Begin Recorded information
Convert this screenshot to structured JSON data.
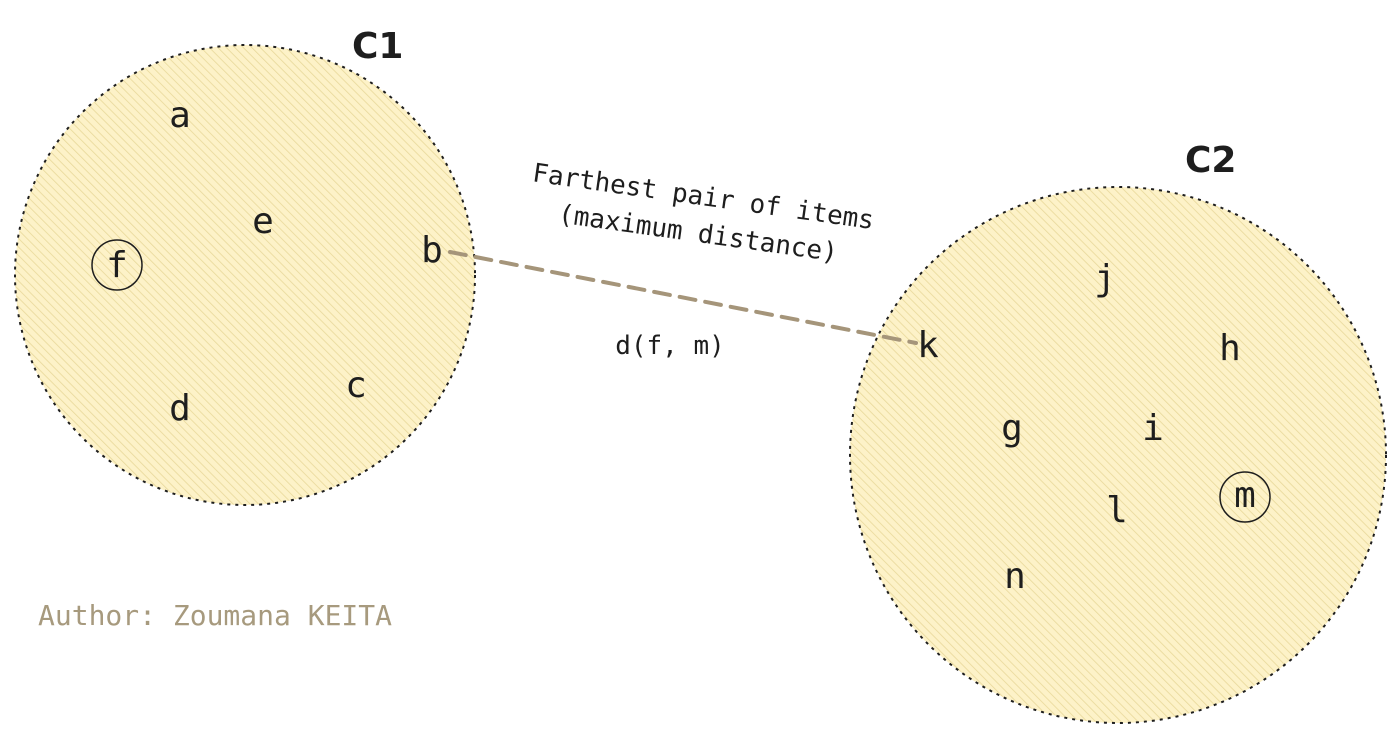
{
  "colors": {
    "cluster_fill": "#fdf2c8",
    "cluster_hatch": "#e8d89a",
    "cluster_border": "#1e1e1e",
    "link_line": "#a5957a",
    "author_text": "#a79a7e"
  },
  "clusters": [
    {
      "id": "c1",
      "label": "C1",
      "points": [
        {
          "label": "a",
          "highlighted": false
        },
        {
          "label": "e",
          "highlighted": false
        },
        {
          "label": "f",
          "highlighted": true
        },
        {
          "label": "b",
          "highlighted": false
        },
        {
          "label": "d",
          "highlighted": false
        },
        {
          "label": "c",
          "highlighted": false
        }
      ]
    },
    {
      "id": "c2",
      "label": "C2",
      "points": [
        {
          "label": "j",
          "highlighted": false
        },
        {
          "label": "k",
          "highlighted": false
        },
        {
          "label": "h",
          "highlighted": false
        },
        {
          "label": "g",
          "highlighted": false
        },
        {
          "label": "i",
          "highlighted": false
        },
        {
          "label": "l",
          "highlighted": false
        },
        {
          "label": "m",
          "highlighted": true
        },
        {
          "label": "n",
          "highlighted": false
        }
      ]
    }
  ],
  "annotation": {
    "line1": "Farthest pair of items",
    "line2": "(maximum distance)"
  },
  "distance_label": "d(f, m)",
  "author": "Author: Zoumana KEITA"
}
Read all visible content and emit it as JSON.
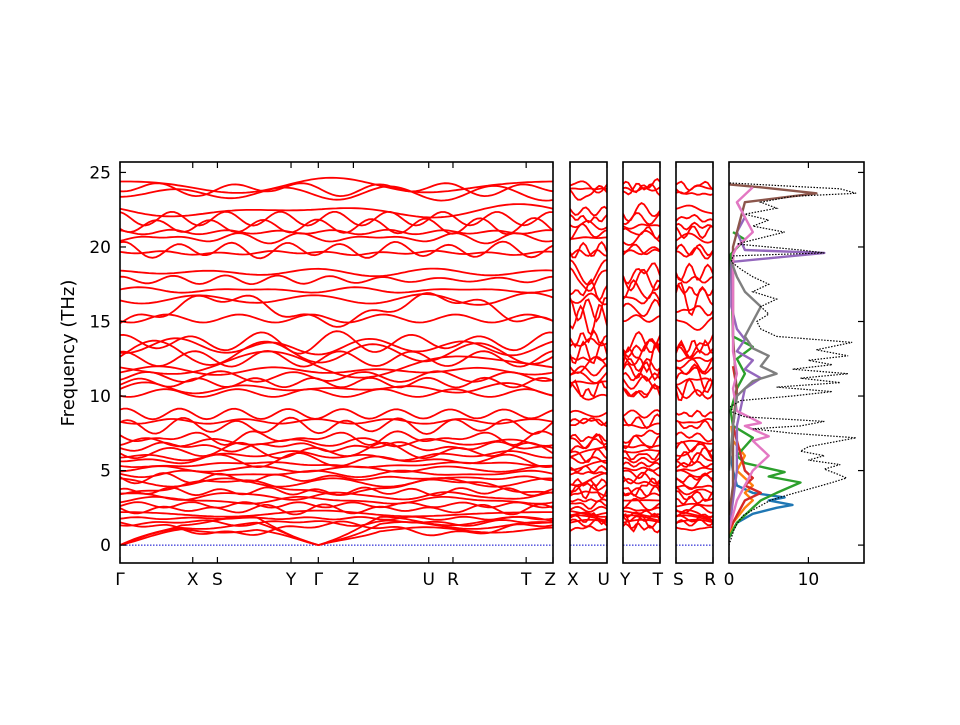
{
  "chart_data": {
    "type": "line",
    "title": "",
    "ylabel": "Frequency (THz)",
    "ylim": [
      -1.2,
      25.7
    ],
    "yticks": [
      0,
      5,
      10,
      15,
      20,
      25
    ],
    "grid": false,
    "legend": "none",
    "colors": {
      "bands": "#ff0000",
      "zero_line": "#0000cc",
      "frame": "#000000",
      "dos_total": "#000000",
      "dos_partial": [
        "#1f77b4",
        "#ff7f0e",
        "#2ca02c",
        "#d62728",
        "#9467bd",
        "#8c564b",
        "#e377c2",
        "#7f7f7f"
      ]
    },
    "band_segments": [
      {
        "path": [
          "Γ",
          "X",
          "S",
          "Y",
          "Γ",
          "Z",
          "U",
          "R",
          "T",
          "Z"
        ],
        "tick_pos": [
          0,
          0.168,
          0.225,
          0.395,
          0.458,
          0.539,
          0.713,
          0.769,
          0.938,
          1.0
        ]
      },
      {
        "path": [
          "X",
          "U"
        ],
        "tick_pos": [
          0,
          1
        ]
      },
      {
        "path": [
          "Y",
          "T"
        ],
        "tick_pos": [
          0,
          1
        ]
      },
      {
        "path": [
          "S",
          "R"
        ],
        "tick_pos": [
          0,
          1
        ]
      }
    ],
    "band_frequencies_at_gamma": [
      0,
      0,
      0,
      1.1,
      1.5,
      1.8,
      2.1,
      2.4,
      2.7,
      3.0,
      3.3,
      3.6,
      3.9,
      4.2,
      4.5,
      4.8,
      5.1,
      5.4,
      5.7,
      6.0,
      6.3,
      6.6,
      6.9,
      7.2,
      8.0,
      8.3,
      8.8,
      10.2,
      10.5,
      10.9,
      11.3,
      11.7,
      12.1,
      12.5,
      12.9,
      13.3,
      13.6,
      15.2,
      15.8,
      16.5,
      17.1,
      17.8,
      18.3,
      19.6,
      19.8,
      20.6,
      21.0,
      21.4,
      21.9,
      22.4,
      23.6,
      23.9,
      24.1
    ],
    "dos": {
      "xlim": [
        0,
        17
      ],
      "xticks": [
        0,
        10
      ],
      "total": [
        [
          0,
          0
        ],
        [
          0.3,
          0.5
        ],
        [
          0.6,
          1
        ],
        [
          1.1,
          1.5
        ],
        [
          1.8,
          2
        ],
        [
          3.5,
          2.5
        ],
        [
          5.2,
          3
        ],
        [
          7,
          3.3
        ],
        [
          9,
          3.6
        ],
        [
          11,
          3.9
        ],
        [
          13,
          4.2
        ],
        [
          14.8,
          4.5
        ],
        [
          13.5,
          4.8
        ],
        [
          12,
          5.1
        ],
        [
          14,
          5.4
        ],
        [
          10,
          5.7
        ],
        [
          12,
          6
        ],
        [
          9,
          6.3
        ],
        [
          10,
          6.6
        ],
        [
          13,
          6.9
        ],
        [
          16,
          7.2
        ],
        [
          8,
          7.5
        ],
        [
          3,
          7.8
        ],
        [
          9,
          8
        ],
        [
          12,
          8.3
        ],
        [
          2,
          8.6
        ],
        [
          0.5,
          8.9
        ],
        [
          0.2,
          9.3
        ],
        [
          1.5,
          9.7
        ],
        [
          8,
          10
        ],
        [
          13,
          10.3
        ],
        [
          6,
          10.6
        ],
        [
          14,
          10.9
        ],
        [
          9,
          11.2
        ],
        [
          15,
          11.5
        ],
        [
          8,
          11.8
        ],
        [
          13,
          12.1
        ],
        [
          10,
          12.4
        ],
        [
          15,
          12.7
        ],
        [
          11,
          13.1
        ],
        [
          15.5,
          13.6
        ],
        [
          6,
          14
        ],
        [
          4,
          14.5
        ],
        [
          3.5,
          15
        ],
        [
          5,
          15.5
        ],
        [
          4,
          16
        ],
        [
          6,
          16.5
        ],
        [
          3,
          17
        ],
        [
          5,
          17.5
        ],
        [
          3,
          18
        ],
        [
          1.5,
          18.5
        ],
        [
          0.3,
          19
        ],
        [
          0.5,
          19.4
        ],
        [
          12,
          19.6
        ],
        [
          9,
          19.8
        ],
        [
          1,
          20.2
        ],
        [
          4,
          20.6
        ],
        [
          7,
          21
        ],
        [
          3,
          21.4
        ],
        [
          5,
          21.8
        ],
        [
          2,
          22.2
        ],
        [
          6,
          22.6
        ],
        [
          4,
          23
        ],
        [
          8,
          23.4
        ],
        [
          16,
          23.6
        ],
        [
          14,
          23.9
        ],
        [
          7,
          24.1
        ],
        [
          0,
          24.3
        ]
      ],
      "partial": [
        [
          [
            0,
            0.5
          ],
          [
            1,
            1.5
          ],
          [
            3,
            2.1
          ],
          [
            6,
            2.5
          ],
          [
            8,
            2.7
          ],
          [
            5,
            3
          ],
          [
            7,
            3.2
          ],
          [
            3,
            3.5
          ],
          [
            1,
            4
          ],
          [
            0.5,
            5
          ],
          [
            0.2,
            6
          ]
        ],
        [
          [
            0,
            0.5
          ],
          [
            0.5,
            1.5
          ],
          [
            2,
            2.5
          ],
          [
            3,
            3
          ],
          [
            2,
            3.5
          ],
          [
            3,
            4
          ],
          [
            1,
            5
          ],
          [
            2,
            6
          ],
          [
            0.5,
            7
          ],
          [
            0.3,
            8
          ]
        ],
        [
          [
            0,
            0.5
          ],
          [
            1,
            1.5
          ],
          [
            3,
            2.5
          ],
          [
            4,
            3
          ],
          [
            6,
            3.5
          ],
          [
            9,
            4.2
          ],
          [
            5,
            4.6
          ],
          [
            7,
            4.9
          ],
          [
            2,
            5.5
          ],
          [
            1,
            6
          ],
          [
            3,
            7.2
          ],
          [
            0.5,
            8
          ],
          [
            0.2,
            9
          ],
          [
            1,
            10.5
          ],
          [
            2,
            11.5
          ],
          [
            1,
            12.5
          ],
          [
            3,
            13.3
          ],
          [
            0.5,
            14
          ],
          [
            0.2,
            19.5
          ],
          [
            2,
            20.5
          ],
          [
            0.5,
            21
          ]
        ],
        [
          [
            0,
            1
          ],
          [
            1,
            2
          ],
          [
            2,
            3
          ],
          [
            4,
            3.5
          ],
          [
            2,
            4
          ],
          [
            3,
            4.5
          ],
          [
            2,
            5
          ],
          [
            1.5,
            6
          ],
          [
            1,
            7
          ],
          [
            0.5,
            8
          ],
          [
            1,
            10.5
          ],
          [
            0.5,
            12
          ]
        ],
        [
          [
            0,
            1
          ],
          [
            0.5,
            3
          ],
          [
            1,
            5
          ],
          [
            1,
            8
          ],
          [
            2,
            10.5
          ],
          [
            4,
            11.2
          ],
          [
            2,
            11.8
          ],
          [
            3,
            12.4
          ],
          [
            1,
            13
          ],
          [
            2,
            13.8
          ],
          [
            1,
            14.5
          ],
          [
            0.3,
            16
          ],
          [
            0.3,
            19
          ],
          [
            12,
            19.6
          ],
          [
            2,
            19.8
          ],
          [
            1,
            21
          ],
          [
            2,
            22
          ],
          [
            1,
            23
          ]
        ],
        [
          [
            0,
            2
          ],
          [
            0.5,
            4
          ],
          [
            0.5,
            8
          ],
          [
            1,
            10
          ],
          [
            0.5,
            14
          ],
          [
            0.5,
            20
          ],
          [
            2,
            23
          ],
          [
            11,
            23.6
          ],
          [
            4,
            24
          ],
          [
            0,
            24.2
          ]
        ],
        [
          [
            0,
            1
          ],
          [
            1,
            3
          ],
          [
            2,
            4
          ],
          [
            3,
            5
          ],
          [
            5,
            6
          ],
          [
            4,
            6.5
          ],
          [
            3,
            7
          ],
          [
            5,
            7.3
          ],
          [
            2,
            8
          ],
          [
            4,
            8.2
          ],
          [
            1,
            9
          ],
          [
            0.5,
            10.5
          ],
          [
            1,
            11.5
          ],
          [
            0.5,
            13
          ],
          [
            0.5,
            19.5
          ],
          [
            1,
            20
          ],
          [
            3,
            21
          ],
          [
            2,
            22
          ],
          [
            1,
            23
          ],
          [
            3,
            24
          ]
        ],
        [
          [
            0,
            5
          ],
          [
            0.5,
            8
          ],
          [
            1,
            10
          ],
          [
            3,
            11
          ],
          [
            6,
            11.5
          ],
          [
            4,
            12
          ],
          [
            5,
            12.7
          ],
          [
            3,
            13.2
          ],
          [
            2,
            14
          ],
          [
            3,
            15
          ],
          [
            4,
            16
          ],
          [
            2,
            17
          ],
          [
            1,
            18
          ],
          [
            0.3,
            19
          ]
        ]
      ]
    }
  }
}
End Recorded information
* _Aim of the task_: Scan the data for the word "JSON" and copy every line where it shows up.

* _Answer to the exercise_:
Convert this screenshot to structured JSON data.
Read all visible content and emit it as JSON.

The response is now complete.